Prompt:
Scan the data beneath this task and copy each line that includes "ylabel".
** Start **
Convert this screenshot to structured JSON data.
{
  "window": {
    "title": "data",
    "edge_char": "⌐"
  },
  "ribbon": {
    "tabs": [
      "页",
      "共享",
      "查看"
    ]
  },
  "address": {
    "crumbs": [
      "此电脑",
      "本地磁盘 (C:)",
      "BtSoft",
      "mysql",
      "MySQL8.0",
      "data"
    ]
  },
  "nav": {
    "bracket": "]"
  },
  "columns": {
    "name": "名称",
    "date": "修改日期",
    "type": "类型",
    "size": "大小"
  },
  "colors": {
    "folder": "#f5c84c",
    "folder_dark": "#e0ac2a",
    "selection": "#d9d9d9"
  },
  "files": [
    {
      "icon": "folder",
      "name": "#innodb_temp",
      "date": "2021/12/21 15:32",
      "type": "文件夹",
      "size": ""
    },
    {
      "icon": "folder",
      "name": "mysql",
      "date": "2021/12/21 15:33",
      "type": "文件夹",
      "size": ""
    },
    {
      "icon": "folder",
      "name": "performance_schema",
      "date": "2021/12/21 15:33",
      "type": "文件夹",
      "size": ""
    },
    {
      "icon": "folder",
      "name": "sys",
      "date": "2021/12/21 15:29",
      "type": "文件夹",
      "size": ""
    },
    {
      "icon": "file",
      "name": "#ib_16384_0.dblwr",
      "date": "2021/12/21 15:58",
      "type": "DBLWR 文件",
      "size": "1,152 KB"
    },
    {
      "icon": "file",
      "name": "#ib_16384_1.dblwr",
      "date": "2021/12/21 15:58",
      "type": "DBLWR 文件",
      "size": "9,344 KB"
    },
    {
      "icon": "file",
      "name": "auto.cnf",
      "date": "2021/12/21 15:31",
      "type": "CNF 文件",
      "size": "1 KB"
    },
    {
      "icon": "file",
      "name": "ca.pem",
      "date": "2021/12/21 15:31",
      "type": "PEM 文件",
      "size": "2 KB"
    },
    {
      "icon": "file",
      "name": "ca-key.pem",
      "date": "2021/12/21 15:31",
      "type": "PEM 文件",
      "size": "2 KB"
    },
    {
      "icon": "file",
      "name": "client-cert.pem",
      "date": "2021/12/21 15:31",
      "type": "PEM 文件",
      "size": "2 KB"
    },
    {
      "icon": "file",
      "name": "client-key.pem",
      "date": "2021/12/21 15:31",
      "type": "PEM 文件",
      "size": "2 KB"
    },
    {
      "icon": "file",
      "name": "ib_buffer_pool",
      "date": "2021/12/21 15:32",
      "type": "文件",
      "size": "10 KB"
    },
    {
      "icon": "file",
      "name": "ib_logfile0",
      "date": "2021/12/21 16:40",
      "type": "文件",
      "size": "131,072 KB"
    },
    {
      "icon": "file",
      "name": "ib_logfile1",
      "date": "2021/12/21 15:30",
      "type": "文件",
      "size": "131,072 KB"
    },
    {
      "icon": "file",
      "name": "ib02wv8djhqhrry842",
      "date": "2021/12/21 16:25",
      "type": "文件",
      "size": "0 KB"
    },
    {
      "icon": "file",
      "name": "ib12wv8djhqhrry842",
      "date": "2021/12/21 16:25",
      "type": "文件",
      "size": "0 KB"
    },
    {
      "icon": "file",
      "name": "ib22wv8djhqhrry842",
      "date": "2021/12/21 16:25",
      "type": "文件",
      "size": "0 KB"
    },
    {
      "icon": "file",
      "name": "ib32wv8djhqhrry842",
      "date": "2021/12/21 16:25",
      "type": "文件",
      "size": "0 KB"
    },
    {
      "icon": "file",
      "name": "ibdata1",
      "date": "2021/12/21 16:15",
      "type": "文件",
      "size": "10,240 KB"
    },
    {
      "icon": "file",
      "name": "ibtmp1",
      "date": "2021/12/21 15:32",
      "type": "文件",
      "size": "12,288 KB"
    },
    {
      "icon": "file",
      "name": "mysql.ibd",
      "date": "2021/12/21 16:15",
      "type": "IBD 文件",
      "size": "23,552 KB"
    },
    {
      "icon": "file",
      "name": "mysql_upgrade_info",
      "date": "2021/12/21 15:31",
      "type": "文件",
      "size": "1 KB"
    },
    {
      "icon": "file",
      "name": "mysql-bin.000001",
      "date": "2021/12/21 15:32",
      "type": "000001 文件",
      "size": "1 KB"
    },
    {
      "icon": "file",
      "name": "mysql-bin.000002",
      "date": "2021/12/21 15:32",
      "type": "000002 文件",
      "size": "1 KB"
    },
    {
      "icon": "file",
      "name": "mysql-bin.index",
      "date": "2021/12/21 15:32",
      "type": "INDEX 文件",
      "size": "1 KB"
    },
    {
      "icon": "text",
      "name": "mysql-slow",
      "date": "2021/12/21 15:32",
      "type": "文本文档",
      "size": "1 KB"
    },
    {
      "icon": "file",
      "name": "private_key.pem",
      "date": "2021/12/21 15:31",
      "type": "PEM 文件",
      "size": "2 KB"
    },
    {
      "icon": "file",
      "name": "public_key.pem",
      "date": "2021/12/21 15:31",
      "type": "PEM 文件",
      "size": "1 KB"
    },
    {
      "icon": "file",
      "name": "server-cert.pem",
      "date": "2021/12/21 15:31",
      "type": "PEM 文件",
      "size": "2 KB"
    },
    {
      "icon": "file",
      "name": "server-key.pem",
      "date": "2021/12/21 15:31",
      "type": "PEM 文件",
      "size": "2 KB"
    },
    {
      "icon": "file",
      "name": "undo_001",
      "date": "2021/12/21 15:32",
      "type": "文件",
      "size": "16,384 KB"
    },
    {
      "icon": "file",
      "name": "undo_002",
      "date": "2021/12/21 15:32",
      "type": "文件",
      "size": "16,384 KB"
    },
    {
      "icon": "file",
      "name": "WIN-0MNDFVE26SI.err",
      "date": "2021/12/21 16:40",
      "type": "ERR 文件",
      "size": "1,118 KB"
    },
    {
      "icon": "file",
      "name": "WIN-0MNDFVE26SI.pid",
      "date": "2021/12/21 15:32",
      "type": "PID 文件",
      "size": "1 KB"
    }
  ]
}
** End **
** Start **
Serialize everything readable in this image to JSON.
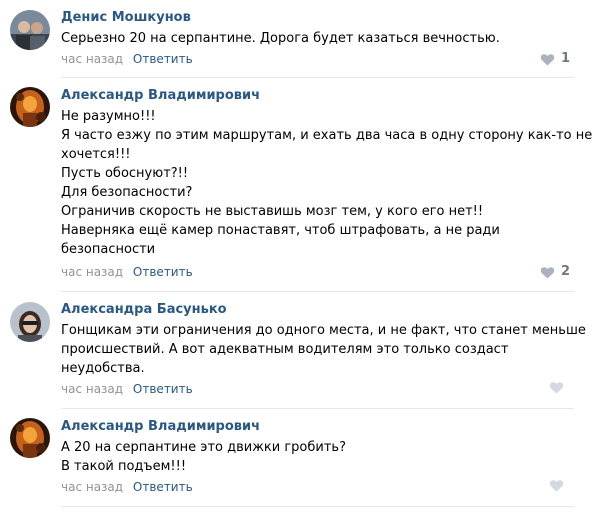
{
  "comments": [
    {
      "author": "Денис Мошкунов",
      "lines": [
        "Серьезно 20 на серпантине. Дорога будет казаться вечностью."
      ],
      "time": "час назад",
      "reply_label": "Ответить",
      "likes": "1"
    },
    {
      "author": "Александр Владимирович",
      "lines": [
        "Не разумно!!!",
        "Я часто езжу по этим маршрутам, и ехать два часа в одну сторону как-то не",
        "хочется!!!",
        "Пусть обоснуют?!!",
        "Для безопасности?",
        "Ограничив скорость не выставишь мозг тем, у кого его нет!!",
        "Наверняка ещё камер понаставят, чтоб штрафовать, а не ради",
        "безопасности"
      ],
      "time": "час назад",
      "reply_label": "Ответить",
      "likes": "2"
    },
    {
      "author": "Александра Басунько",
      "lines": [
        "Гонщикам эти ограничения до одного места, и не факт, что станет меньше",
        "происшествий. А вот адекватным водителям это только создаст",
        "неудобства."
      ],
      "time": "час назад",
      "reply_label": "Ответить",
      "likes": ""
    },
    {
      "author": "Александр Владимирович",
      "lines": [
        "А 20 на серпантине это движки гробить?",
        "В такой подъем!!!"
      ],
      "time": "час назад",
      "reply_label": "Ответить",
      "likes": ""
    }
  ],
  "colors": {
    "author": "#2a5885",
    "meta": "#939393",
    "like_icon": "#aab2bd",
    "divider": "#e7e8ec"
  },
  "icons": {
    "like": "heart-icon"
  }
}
** End **
** Start **
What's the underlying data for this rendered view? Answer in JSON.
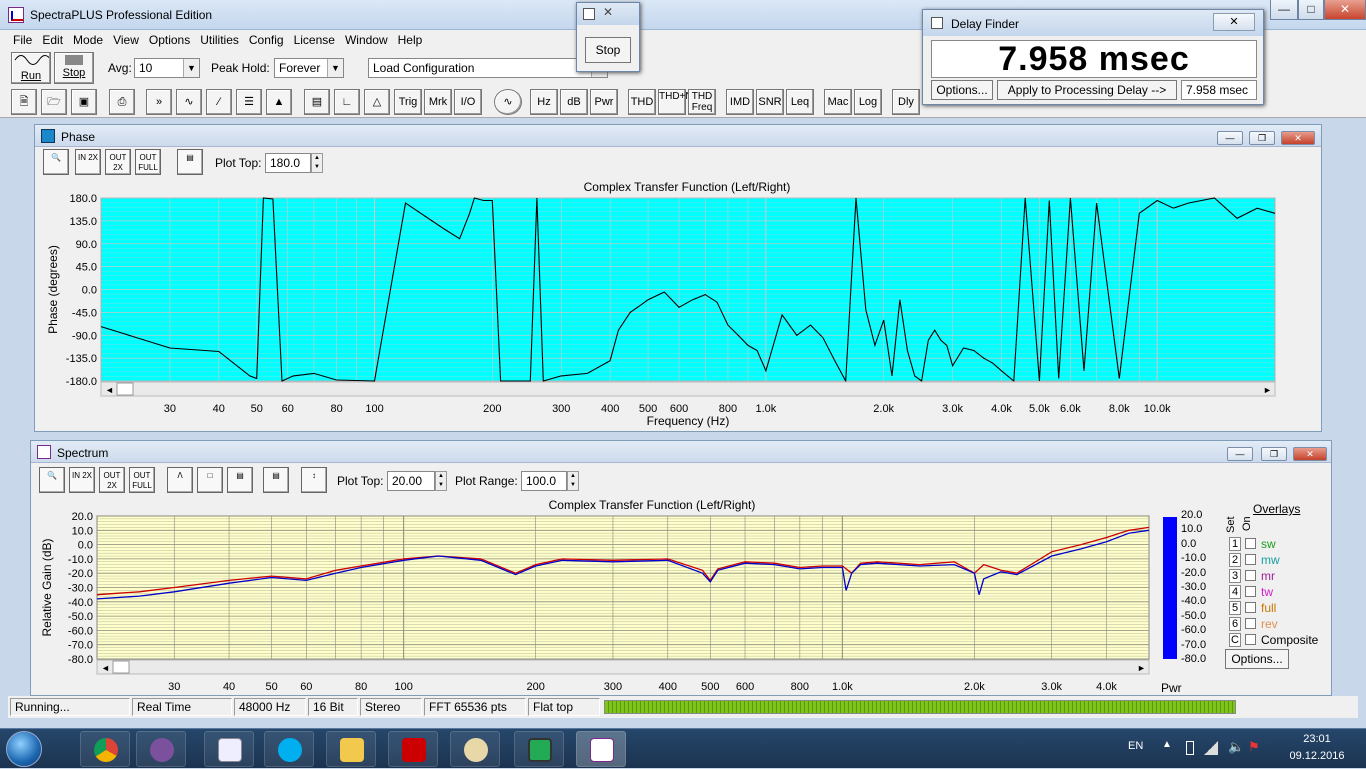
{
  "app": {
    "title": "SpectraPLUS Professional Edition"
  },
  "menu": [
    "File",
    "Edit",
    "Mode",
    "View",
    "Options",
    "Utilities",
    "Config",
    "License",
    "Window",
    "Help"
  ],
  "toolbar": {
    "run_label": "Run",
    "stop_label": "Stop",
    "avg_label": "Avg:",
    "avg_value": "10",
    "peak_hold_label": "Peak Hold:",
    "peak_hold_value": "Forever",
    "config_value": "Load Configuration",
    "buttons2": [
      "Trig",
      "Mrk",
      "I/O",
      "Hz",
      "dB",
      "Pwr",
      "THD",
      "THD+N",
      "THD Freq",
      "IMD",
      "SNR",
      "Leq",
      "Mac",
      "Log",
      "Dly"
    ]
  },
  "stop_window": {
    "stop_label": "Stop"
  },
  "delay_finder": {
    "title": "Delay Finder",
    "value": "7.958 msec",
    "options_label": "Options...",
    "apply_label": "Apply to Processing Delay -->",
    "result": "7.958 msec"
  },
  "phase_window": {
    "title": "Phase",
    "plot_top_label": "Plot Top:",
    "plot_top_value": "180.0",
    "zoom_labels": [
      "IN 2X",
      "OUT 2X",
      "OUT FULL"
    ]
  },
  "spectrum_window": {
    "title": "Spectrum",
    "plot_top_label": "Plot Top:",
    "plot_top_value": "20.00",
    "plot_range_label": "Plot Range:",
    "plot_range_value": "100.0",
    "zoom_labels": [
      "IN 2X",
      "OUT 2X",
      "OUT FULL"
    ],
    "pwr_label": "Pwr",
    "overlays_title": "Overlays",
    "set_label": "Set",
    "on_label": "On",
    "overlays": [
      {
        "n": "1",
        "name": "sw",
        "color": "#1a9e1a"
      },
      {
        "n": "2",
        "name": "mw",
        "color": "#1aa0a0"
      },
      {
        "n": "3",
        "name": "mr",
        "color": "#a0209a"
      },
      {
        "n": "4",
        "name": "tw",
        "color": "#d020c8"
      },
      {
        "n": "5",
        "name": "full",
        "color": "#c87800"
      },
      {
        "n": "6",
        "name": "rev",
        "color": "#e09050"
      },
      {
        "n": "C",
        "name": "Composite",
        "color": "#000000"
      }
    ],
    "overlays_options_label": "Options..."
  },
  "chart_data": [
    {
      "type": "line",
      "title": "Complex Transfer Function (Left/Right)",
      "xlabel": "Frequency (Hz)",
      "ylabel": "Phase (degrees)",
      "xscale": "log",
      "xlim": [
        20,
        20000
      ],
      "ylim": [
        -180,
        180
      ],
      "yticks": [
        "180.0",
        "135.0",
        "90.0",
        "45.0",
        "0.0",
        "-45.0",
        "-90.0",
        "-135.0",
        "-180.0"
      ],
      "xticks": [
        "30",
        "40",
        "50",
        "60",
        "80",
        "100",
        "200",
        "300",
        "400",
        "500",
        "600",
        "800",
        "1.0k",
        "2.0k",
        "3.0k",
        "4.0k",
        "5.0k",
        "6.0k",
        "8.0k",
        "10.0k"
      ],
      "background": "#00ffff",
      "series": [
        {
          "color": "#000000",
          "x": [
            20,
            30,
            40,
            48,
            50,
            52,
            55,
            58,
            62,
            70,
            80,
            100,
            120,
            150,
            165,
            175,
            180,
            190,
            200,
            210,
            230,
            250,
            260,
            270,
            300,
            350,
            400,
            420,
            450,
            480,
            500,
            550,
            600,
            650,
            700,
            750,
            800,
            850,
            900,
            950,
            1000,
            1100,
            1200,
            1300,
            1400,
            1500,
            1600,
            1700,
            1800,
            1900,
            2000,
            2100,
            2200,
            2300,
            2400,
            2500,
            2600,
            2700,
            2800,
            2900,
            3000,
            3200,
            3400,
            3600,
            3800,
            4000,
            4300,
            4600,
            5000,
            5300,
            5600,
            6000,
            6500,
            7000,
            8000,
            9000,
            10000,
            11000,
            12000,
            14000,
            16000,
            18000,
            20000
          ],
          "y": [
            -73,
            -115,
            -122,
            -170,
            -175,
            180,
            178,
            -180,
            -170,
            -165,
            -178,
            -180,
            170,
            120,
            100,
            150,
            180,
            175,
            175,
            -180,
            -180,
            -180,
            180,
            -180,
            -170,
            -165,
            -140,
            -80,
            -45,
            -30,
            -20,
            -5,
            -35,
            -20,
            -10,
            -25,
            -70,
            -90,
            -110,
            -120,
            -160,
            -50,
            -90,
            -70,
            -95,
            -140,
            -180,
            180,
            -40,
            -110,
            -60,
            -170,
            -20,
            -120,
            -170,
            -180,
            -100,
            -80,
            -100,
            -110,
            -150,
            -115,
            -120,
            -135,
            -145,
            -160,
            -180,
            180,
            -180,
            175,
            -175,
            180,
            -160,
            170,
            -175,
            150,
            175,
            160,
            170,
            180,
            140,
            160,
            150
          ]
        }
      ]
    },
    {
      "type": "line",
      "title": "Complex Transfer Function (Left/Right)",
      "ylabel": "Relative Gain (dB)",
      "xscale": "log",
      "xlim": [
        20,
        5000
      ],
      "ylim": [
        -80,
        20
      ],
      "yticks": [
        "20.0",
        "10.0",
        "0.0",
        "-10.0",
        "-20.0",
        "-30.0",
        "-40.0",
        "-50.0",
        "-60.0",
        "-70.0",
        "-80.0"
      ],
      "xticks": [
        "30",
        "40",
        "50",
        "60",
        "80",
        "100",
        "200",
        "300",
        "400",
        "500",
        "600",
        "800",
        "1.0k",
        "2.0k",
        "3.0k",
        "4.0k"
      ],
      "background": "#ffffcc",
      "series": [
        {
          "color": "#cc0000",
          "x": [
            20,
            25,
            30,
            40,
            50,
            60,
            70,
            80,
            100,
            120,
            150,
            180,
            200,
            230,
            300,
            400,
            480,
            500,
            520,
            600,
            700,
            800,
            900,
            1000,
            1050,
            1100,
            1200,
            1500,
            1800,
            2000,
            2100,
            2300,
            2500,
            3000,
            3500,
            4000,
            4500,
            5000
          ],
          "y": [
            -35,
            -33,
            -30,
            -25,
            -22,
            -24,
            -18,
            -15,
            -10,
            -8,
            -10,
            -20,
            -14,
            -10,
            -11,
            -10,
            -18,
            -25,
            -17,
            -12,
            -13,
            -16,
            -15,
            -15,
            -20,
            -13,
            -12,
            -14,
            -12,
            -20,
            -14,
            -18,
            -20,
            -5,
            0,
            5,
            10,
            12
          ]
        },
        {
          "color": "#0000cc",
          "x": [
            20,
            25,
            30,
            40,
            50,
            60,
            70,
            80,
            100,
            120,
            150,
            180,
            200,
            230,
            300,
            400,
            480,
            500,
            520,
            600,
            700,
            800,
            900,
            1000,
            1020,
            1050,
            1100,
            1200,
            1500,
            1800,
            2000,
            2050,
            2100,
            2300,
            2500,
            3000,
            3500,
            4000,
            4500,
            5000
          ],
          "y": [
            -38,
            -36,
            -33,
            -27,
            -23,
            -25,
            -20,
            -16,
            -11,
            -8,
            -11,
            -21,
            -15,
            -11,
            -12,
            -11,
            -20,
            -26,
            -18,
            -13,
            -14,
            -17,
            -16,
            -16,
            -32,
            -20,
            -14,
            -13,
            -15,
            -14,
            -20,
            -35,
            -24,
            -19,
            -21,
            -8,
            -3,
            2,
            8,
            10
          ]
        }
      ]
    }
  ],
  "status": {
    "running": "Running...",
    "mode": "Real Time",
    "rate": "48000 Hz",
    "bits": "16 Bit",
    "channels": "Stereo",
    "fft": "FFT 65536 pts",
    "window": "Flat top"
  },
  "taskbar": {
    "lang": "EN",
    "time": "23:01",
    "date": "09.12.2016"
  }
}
** End **
Response to the task:
      "ylabel": "Phase (degrees)",
      "ylabel": "Relative Gain (dB)",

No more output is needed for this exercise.